*GOAL OF THE EXERCISE:*
Reproduce all the entries exactly.
»»
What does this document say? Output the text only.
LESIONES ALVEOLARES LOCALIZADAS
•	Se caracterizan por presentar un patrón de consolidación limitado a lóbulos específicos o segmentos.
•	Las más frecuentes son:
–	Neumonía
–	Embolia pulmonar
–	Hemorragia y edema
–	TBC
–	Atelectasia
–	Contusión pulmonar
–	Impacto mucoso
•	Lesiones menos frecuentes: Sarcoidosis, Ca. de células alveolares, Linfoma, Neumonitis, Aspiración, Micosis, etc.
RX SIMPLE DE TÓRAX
««
*SOLUTION:*
What does this document say? Output the text only.
LESIONES ALVEOLARES LOCALIZADAS
•	Se caracterizan por presentar un patrón de consolidación limitado a lóbulos específicos o segmentos.
•	Las más frecuentes son:
–	Neumonía
–	Embolia pulmonar
–	Hemorragia y edema
–	TBC
–	Atelectasia
–	Contusión pulmonar
–	Impacto mucoso
•	Lesiones menos frecuentes: Sarcoidosis, Ca. de células alveolares, Linfoma, Neumonitis, Aspiración, Micosis, etc.
RX SIMPLE DE TÓRAX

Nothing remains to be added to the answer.